• TASK DIRECTIONS
Where a line in the listing below contains the word "vegyületei", copy that line.

• DATASET ROWS
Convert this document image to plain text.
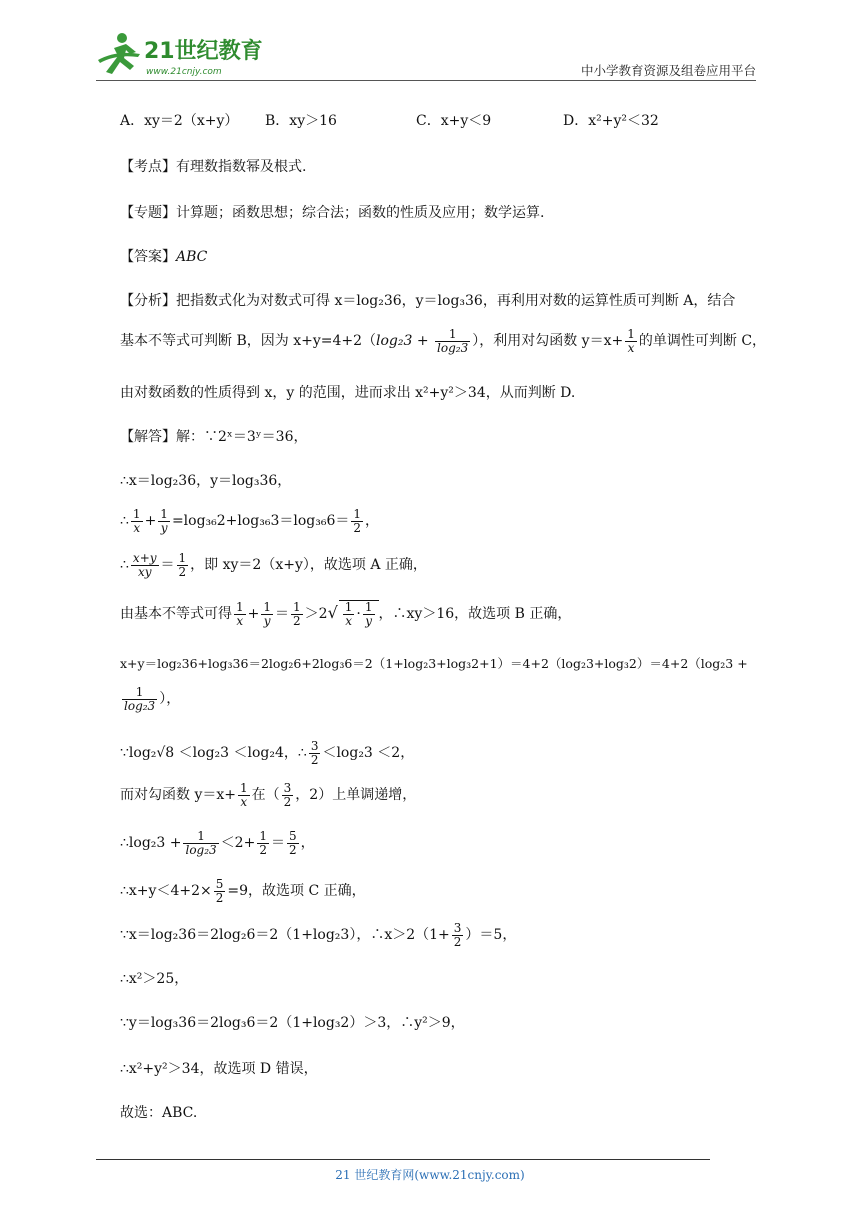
21世纪教育
www.21cnjy.com	中小学教育资源及组卷应用平台
A．xy＝2（x+y） B．xy＞16	C．x+y＜9	D．x²+y²＜32
【考点】有理数指数幂及根式.
【专题】计算题；函数思想；综合法；函数的性质及应用；数学运算.
【答案】ABC
【分析】把指数式化为对数式可得 x＝log₂36，y＝log₃36，再利用对数的运算性质可判断 A，结合
基本不等式可判断 B，因为 $x+y=4+2(\log_23 + \frac{1}{\text{log₂3}}$ ），利用对勾函数 $y=x+ \frac{1}{x}$ 的单调性可判断 C，
由对数函数的性质得到 x，y 的范围，进而求出 x²+y²＞34，从而判断 D.
【解答】解：∵2ˣ＝3ʸ＝36，
∴x＝log₂36，y＝log₃36，
∴ $\frac{1}{x} + \frac{1}{y} =\log_{36}2+\log_{36}3=\log_{36}6= \frac{1}{2}$ ，
∴ $\frac{x+y}{xy} = \frac{1}{2}$ ，即 xy＝2（x+y），故选项 A 正确，
由基本不等式可得 $\frac{1}{x} + \frac{1}{y} = \frac{1}{2} >2√ \frac{1}{x} \cdot \frac{1}{y}$ ，∴xy＞16，故选项 B 正确，
x+y＝log₂36+log₃36＝2log₂6+2log₃6＝2（1+log₂3+log₃2+1）＝4+2（log₂3+log₃2）＝4+2（log₂3 +
$\frac{1}{\text{log₂3}}$ ），
∵log₂√8 ＜log₂3 ＜log₂4，∴ $\frac{3}{2} <\log_23 <2$，
而对勾函数 $y=x+ \frac{1}{x}$ 在（ $\frac{3}{2}$ ，2）上单调递增，
∴log₂3 + $\frac{1}{\text{log₂3}} <2+ \frac{1}{2} = \frac{5}{2}$ ，
∴x+y＜4+2× $\frac{5}{2} =9$，故选项 C 正确，
∵x＝log₂36＝2log₂6＝2（1+log₂3），∴x＞2（1+ $\frac{3}{2} )=5$，
∴x²＞25，
∵y＝log₃36＝2log₃6＝2（1+log₃2）＞3，∴y²＞9，
∴x²+y²＞34，故选项 D 错误，
故选：ABC.
21 世纪教育网(www.21cnjy.com)
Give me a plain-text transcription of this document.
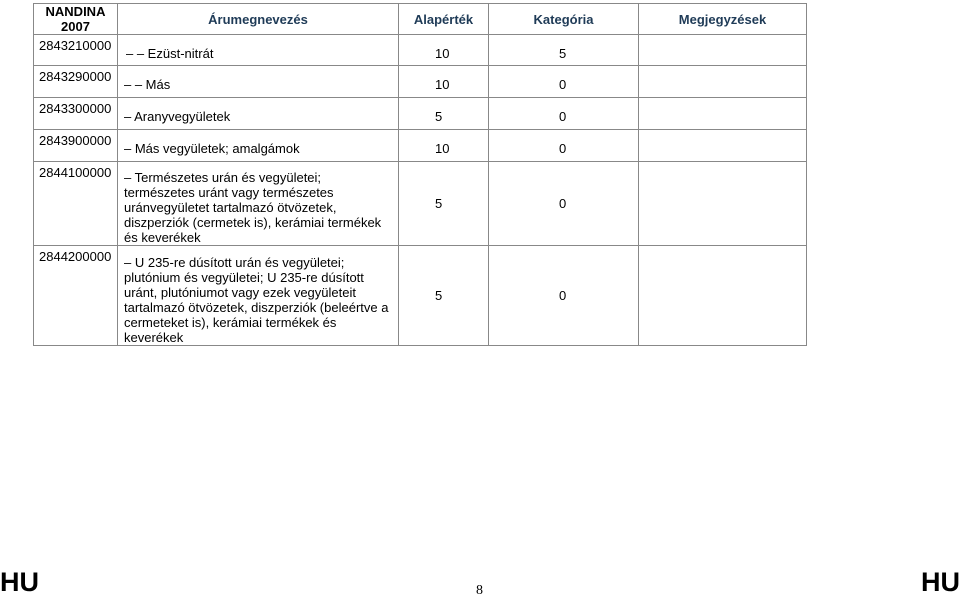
NANDINA 2007	Árumegnevezés	Alapérték	Kategória	Megjegyzések
2843210000	– – Ezüst-nitrát	10	5	
2843290000	– – Más	10	0	
2843300000	– Aranyvegyületek	5	0	
2843900000	– Más vegyületek; amalgámok	10	0	
2844100000	– Természetes urán és vegyületei; természetes uránt vagy természetes uránvegyületet tartalmazó ötvözetek, diszperziók (cermetek is), kerámiai termékek és keverékek	5	0	
2844200000	– U 235-re dúsított urán és vegyületei; plutónium és vegyületei; U 235-re dúsított uránt, plutóniumot vagy ezek vegyületeit tartalmazó ötvözetek, diszperziók (beleértve a cermeteket is), kerámiai termékek és keverékek	5	0	
HU	8	HU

• SOLUTION
2844100000	– Természetes urán és vegyületei; természetes uránt vagy természetes uránvegyületet tartalmazó ötvözetek, diszperziók (cermetek is), kerámiai termékek és keverékek	5	0	
2844200000	– U 235-re dúsított urán és vegyületei; plutónium és vegyületei; U 235-re dúsított uránt, plutóniumot vagy ezek vegyületeit tartalmazó ötvözetek, diszperziók (beleértve a cermeteket is), kerámiai termékek és keverékek	5	0	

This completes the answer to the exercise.